— Written request —
Repeat the records in full and exactly, omitting pictures.

— Data to use —
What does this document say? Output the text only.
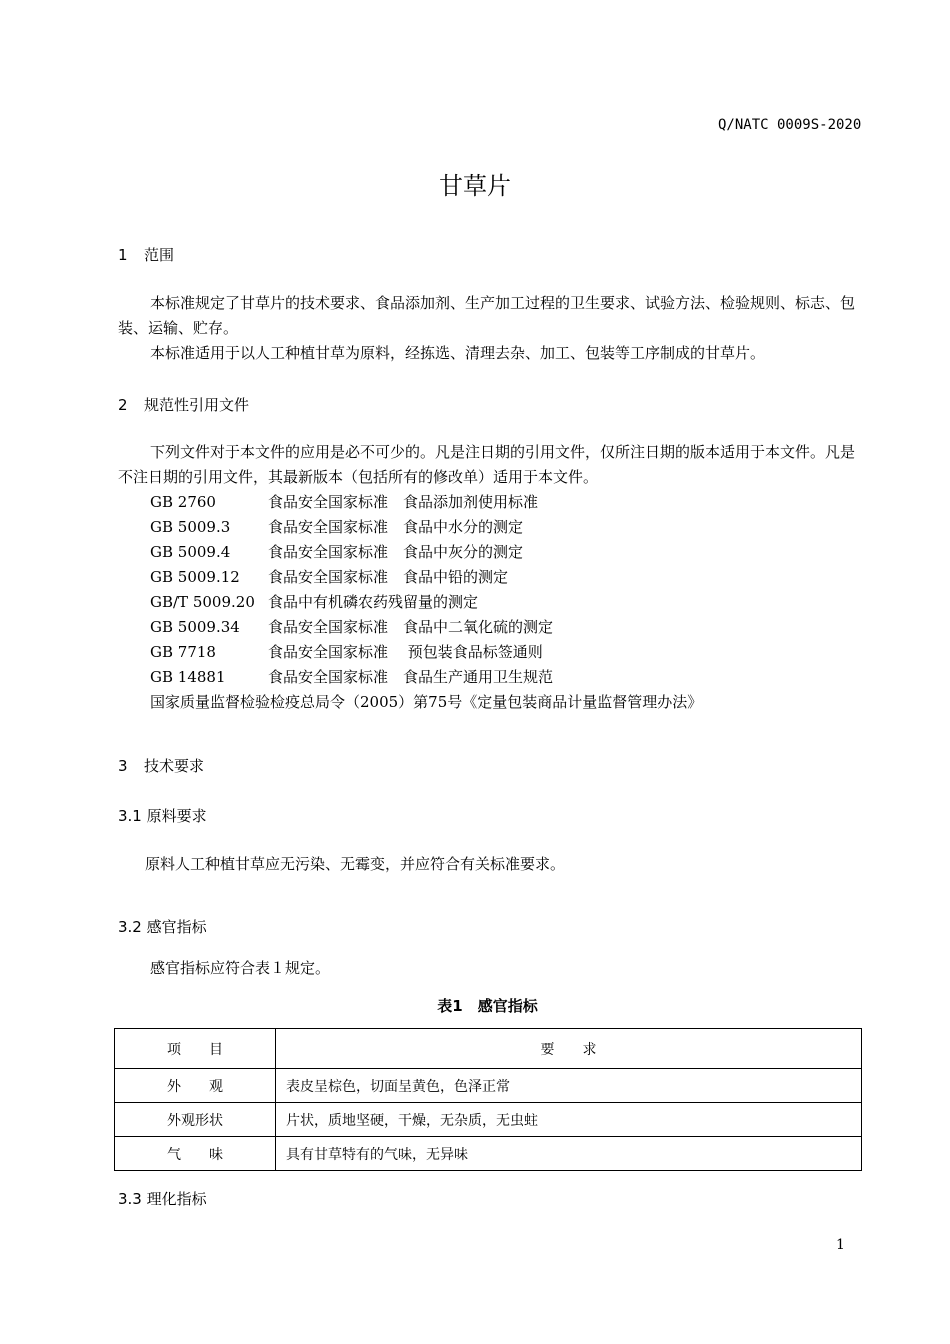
Q/NATC 0009S-2020
甘草片
1 范围
本标准规定了甘草片的技术要求、食品添加剂、生产加工过程的卫生要求、试验方法、检验规则、标志、包装、运输、贮存。
本标准适用于以人工种植甘草为原料，经拣选、清理去杂、加工、包装等工序制成的甘草片。
2 规范性引用文件
下列文件对于本文件的应用是必不可少的。凡是注日期的引用文件，仅所注日期的版本适用于本文件。凡是不注日期的引用文件，其最新版本（包括所有的修改单）适用于本文件。
GB 2760	食品安全国家标准　食品添加剂使用标准
GB 5009.3	食品安全国家标准　食品中水分的测定
GB 5009.4	食品安全国家标准　食品中灰分的测定
GB 5009.12 食品安全国家标准　食品中铅的测定
GB/T 5009.20 食品中有机磷农药残留量的测定
GB 5009.34 食品安全国家标准　食品中二氧化硫的测定
GB 7718	食品安全国家标准　 预包装食品标签通则
GB 14881	食品安全国家标准　食品生产通用卫生规范
国家质量监督检验检疫总局令（2005）第75号《定量包装商品计量监督管理办法》
3 技术要求
3.1 原料要求
原料人工种植甘草应无污染、无霉变，并应符合有关标准要求。
3.2 感官指标
感官指标应符合表１规定。
表1　感官指标
项　　目	要　　求
外　　观	表皮呈棕色，切面呈黄色，色泽正常
外观形状	片状，质地坚硬，干燥，无杂质，无虫蛀
气　　味	具有甘草特有的气味，无异味
3.3 理化指标
1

— Output of the task —
What does this document say? Output the text only.
Q/NATC 0009S-2020
甘草片
1 范围
本标准规定了甘草片的技术要求、食品添加剂、生产加工过程的卫生要求、试验方法、检验规则、标志、包装、运输、贮存。
本标准适用于以人工种植甘草为原料，经拣选、清理去杂、加工、包装等工序制成的甘草片。
2 规范性引用文件
下列文件对于本文件的应用是必不可少的。凡是注日期的引用文件，仅所注日期的版本适用于本文件。凡是不注日期的引用文件，其最新版本（包括所有的修改单）适用于本文件。
GB 2760	食品安全国家标准　食品添加剂使用标准
GB 5009.3	食品安全国家标准　食品中水分的测定
GB 5009.4	食品安全国家标准　食品中灰分的测定
GB 5009.12 食品安全国家标准　食品中铅的测定
GB/T 5009.20 食品中有机磷农药残留量的测定
GB 5009.34 食品安全国家标准　食品中二氧化硫的测定
GB 7718	食品安全国家标准　 预包装食品标签通则
GB 14881	食品安全国家标准　食品生产通用卫生规范
国家质量监督检验检疫总局令（2005）第75号《定量包装商品计量监督管理办法》
3 技术要求
3.1 原料要求
原料人工种植甘草应无污染、无霉变，并应符合有关标准要求。
3.2 感官指标
感官指标应符合表１规定。
表1　感官指标
项　　目	要　　求
外　　观	表皮呈棕色，切面呈黄色，色泽正常
外观形状	片状，质地坚硬，干燥，无杂质，无虫蛀
气　　味	具有甘草特有的气味，无异味
3.3 理化指标
1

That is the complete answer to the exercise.